*Records shown*:
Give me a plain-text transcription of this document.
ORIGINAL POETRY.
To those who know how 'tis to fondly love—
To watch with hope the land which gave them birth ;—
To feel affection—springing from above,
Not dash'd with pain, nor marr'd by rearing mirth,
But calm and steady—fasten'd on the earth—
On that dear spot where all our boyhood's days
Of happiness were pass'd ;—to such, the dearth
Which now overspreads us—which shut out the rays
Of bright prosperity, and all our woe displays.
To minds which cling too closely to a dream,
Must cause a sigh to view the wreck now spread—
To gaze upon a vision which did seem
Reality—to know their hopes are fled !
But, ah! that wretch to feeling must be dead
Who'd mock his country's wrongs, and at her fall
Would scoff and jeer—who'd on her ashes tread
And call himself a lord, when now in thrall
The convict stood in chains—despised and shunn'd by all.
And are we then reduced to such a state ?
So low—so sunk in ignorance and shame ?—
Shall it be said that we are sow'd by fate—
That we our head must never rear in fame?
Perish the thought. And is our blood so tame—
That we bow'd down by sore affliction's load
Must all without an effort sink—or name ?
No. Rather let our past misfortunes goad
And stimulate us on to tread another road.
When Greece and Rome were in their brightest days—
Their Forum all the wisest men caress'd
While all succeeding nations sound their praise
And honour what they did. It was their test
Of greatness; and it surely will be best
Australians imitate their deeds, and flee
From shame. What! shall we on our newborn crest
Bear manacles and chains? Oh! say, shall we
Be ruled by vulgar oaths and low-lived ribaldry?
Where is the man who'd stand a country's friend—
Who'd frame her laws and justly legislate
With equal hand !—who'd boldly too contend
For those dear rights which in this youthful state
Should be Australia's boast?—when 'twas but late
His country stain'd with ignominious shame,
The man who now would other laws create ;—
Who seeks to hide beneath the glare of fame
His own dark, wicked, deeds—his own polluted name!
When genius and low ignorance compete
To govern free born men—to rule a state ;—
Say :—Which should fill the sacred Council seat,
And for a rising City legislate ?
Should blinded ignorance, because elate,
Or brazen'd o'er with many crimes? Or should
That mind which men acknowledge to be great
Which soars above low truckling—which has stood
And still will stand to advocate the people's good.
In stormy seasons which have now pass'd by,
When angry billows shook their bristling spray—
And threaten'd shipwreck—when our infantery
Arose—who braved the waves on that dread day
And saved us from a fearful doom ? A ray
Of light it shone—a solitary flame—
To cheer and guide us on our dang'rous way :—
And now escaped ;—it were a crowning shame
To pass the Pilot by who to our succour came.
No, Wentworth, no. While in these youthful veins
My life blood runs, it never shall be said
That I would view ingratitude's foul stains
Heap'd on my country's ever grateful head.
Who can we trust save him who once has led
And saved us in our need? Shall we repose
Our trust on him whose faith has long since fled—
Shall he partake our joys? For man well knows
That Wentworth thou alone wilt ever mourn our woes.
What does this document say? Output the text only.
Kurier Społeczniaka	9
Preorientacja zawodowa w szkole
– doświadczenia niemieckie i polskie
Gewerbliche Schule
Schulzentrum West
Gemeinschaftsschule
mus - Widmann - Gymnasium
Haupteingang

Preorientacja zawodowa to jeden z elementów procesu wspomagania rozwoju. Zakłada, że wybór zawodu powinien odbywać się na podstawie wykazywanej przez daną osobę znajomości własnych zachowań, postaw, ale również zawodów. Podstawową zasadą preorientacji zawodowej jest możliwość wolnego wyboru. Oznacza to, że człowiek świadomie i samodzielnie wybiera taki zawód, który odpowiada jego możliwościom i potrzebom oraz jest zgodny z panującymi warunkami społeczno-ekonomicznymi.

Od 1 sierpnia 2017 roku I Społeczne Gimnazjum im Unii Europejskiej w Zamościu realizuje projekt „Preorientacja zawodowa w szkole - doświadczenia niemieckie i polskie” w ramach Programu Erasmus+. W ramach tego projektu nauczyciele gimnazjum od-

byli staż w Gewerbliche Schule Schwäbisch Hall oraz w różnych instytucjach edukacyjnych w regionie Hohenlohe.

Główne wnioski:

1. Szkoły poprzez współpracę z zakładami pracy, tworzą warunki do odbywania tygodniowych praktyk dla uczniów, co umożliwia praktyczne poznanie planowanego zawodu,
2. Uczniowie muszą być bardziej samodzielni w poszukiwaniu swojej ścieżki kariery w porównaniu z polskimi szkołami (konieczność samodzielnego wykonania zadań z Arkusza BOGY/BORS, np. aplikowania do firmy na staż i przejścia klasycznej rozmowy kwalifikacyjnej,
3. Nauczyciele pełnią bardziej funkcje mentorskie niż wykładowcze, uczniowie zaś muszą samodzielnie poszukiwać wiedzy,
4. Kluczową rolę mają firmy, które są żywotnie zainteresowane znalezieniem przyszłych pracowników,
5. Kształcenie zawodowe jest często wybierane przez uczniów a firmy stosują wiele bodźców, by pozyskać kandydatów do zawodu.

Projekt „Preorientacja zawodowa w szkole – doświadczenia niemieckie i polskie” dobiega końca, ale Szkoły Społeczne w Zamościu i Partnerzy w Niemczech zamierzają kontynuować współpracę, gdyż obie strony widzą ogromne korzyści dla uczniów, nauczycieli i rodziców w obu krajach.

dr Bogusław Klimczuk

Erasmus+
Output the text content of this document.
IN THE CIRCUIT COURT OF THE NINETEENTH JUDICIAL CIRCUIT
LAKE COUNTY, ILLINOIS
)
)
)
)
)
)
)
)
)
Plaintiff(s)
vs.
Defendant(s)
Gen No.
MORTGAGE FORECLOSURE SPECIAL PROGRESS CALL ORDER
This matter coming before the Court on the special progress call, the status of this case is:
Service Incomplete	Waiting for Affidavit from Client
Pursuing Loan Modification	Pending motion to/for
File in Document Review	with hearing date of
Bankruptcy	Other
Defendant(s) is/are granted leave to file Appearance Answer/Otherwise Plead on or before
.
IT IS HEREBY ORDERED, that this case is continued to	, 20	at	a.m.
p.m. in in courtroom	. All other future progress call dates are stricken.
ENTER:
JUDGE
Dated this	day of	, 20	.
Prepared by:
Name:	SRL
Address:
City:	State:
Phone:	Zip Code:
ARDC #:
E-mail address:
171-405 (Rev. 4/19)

*The exercise*:
Your task is to retype all of the records exactly.

*Response*:
Give me a plain-text transcription of this document.
ORIGINAL POETRY.
To those who know how 'tis to fondly love—
To watch with hope the land which gave them birth ;—
To feel affection—springing from above,
Not dash'd with pain, nor marr'd by rearing mirth,
But calm and steady—fasten'd on the earth—
On that dear spot where all our boyhood's days
Of happiness were pass'd ;—to such, the dearth
Which now overspreads us—which shut out the rays
Of bright prosperity, and all our woe displays.
To minds which cling too closely to a dream,
Must cause a sigh to view the wreck now spread—
To gaze upon a vision which did seem
Reality—to know their hopes are fled !
But, ah! that wretch to feeling must be dead
Who'd mock his country's wrongs, and at her fall
Would scoff and jeer—who'd on her ashes tread
And call himself a lord, when now in thrall
The convict stood in chains—despised and shunn'd by all.
And are we then reduced to such a state ?
So low—so sunk in ignorance and shame ?—
Shall it be said that we are sow'd by fate—
That we our head must never rear in fame?
Perish the thought. And is our blood so tame—
That we bow'd down by sore affliction's load
Must all without an effort sink—or name ?
No. Rather let our past misfortunes goad
And stimulate us on to tread another road.
When Greece and Rome were in their brightest days—
Their Forum all the wisest men caress'd
While all succeeding nations sound their praise
And honour what they did. It was their test
Of greatness; and it surely will be best
Australians imitate their deeds, and flee
From shame. What! shall we on our newborn crest
Bear manacles and chains? Oh! say, shall we
Be ruled by vulgar oaths and low-lived ribaldry?
Where is the man who'd stand a country's friend—
Who'd frame her laws and justly legislate
With equal hand !—who'd boldly too contend
For those dear rights which in this youthful state
Should be Australia's boast?—when 'twas but late
His country stain'd with ignominious shame,
The man who now would other laws create ;—
Who seeks to hide beneath the glare of fame
His own dark, wicked, deeds—his own polluted name!
When genius and low ignorance compete
To govern free born men—to rule a state ;—
Say :—Which should fill the sacred Council seat,
And for a rising City legislate ?
Should blinded ignorance, because elate,
Or brazen'd o'er with many crimes? Or should
That mind which men acknowledge to be great
Which soars above low truckling—which has stood
And still will stand to advocate the people's good.
In stormy seasons which have now pass'd by,
When angry billows shook their bristling spray—
And threaten'd shipwreck—when our infantery
Arose—who braved the waves on that dread day
And saved us from a fearful doom ? A ray
Of light it shone—a solitary flame—
To cheer and guide us on our dang'rous way :—
And now escaped ;—it were a crowning shame
To pass the Pilot by who to our succour came.
No, Wentworth, no. While in these youthful veins
My life blood runs, it never shall be said
That I would view ingratitude's foul stains
Heap'd on my country's ever grateful head.
Who can we trust save him who once has led
And saved us in our need? Shall we repose
Our trust on him whose faith has long since fled—
Shall he partake our joys? For man well knows
That Wentworth thou alone wilt ever mourn our woes.
What does this document say? Output the text only.
Kurier Społeczniaka	9
Preorientacja zawodowa w szkole
– doświadczenia niemieckie i polskie
Gewerbliche Schule
Schulzentrum West
Gemeinschaftsschule
mus - Widmann - Gymnasium
Haupteingang

Preorientacja zawodowa to jeden z elementów procesu wspomagania rozwoju. Zakłada, że wybór zawodu powinien odbywać się na podstawie wykazywanej przez daną osobę znajomości własnych zachowań, postaw, ale również zawodów. Podstawową zasadą preorientacji zawodowej jest możliwość wolnego wyboru. Oznacza to, że człowiek świadomie i samodzielnie wybiera taki zawód, który odpowiada jego możliwościom i potrzebom oraz jest zgodny z panującymi warunkami społeczno-ekonomicznymi.

Od 1 sierpnia 2017 roku I Społeczne Gimnazjum im Unii Europejskiej w Zamościu realizuje projekt „Preorientacja zawodowa w szkole - doświadczenia niemieckie i polskie” w ramach Programu Erasmus+. W ramach tego projektu nauczyciele gimnazjum od-

byli staż w Gewerbliche Schule Schwäbisch Hall oraz w różnych instytucjach edukacyjnych w regionie Hohenlohe.

Główne wnioski:

1. Szkoły poprzez współpracę z zakładami pracy, tworzą warunki do odbywania tygodniowych praktyk dla uczniów, co umożliwia praktyczne poznanie planowanego zawodu,
2. Uczniowie muszą być bardziej samodzielni w poszukiwaniu swojej ścieżki kariery w porównaniu z polskimi szkołami (konieczność samodzielnego wykonania zadań z Arkusza BOGY/BORS, np. aplikowania do firmy na staż i przejścia klasycznej rozmowy kwalifikacyjnej,
3. Nauczyciele pełnią bardziej funkcje mentorskie niż wykładowcze, uczniowie zaś muszą samodzielnie poszukiwać wiedzy,
4. Kluczową rolę mają firmy, które są żywotnie zainteresowane znalezieniem przyszłych pracowników,
5. Kształcenie zawodowe jest często wybierane przez uczniów a firmy stosują wiele bodźców, by pozyskać kandydatów do zawodu.

Projekt „Preorientacja zawodowa w szkole – doświadczenia niemieckie i polskie” dobiega końca, ale Szkoły Społeczne w Zamościu i Partnerzy w Niemczech zamierzają kontynuować współpracę, gdyż obie strony widzą ogromne korzyści dla uczniów, nauczycieli i rodziców w obu krajach.

dr Bogusław Klimczuk

Erasmus+
Output the text content of this document.
IN THE CIRCUIT COURT OF THE NINETEENTH JUDICIAL CIRCUIT
LAKE COUNTY, ILLINOIS
)
)
)
)
)
)
)
)
)
Plaintiff(s)
vs.
Defendant(s)
Gen No.
MORTGAGE FORECLOSURE SPECIAL PROGRESS CALL ORDER
This matter coming before the Court on the special progress call, the status of this case is:
Service Incomplete	Waiting for Affidavit from Client
Pursuing Loan Modification	Pending motion to/for
File in Document Review	with hearing date of
Bankruptcy	Other
Defendant(s) is/are granted leave to file Appearance Answer/Otherwise Plead on or before
.
IT IS HEREBY ORDERED, that this case is continued to	, 20	at	a.m.
p.m. in in courtroom	. All other future progress call dates are stricken.
ENTER:
JUDGE
Dated this	day of	, 20	.
Prepared by:
Name:	SRL
Address:
City:	State:
Phone:	Zip Code:
ARDC #:
E-mail address:
171-405 (Rev. 4/19)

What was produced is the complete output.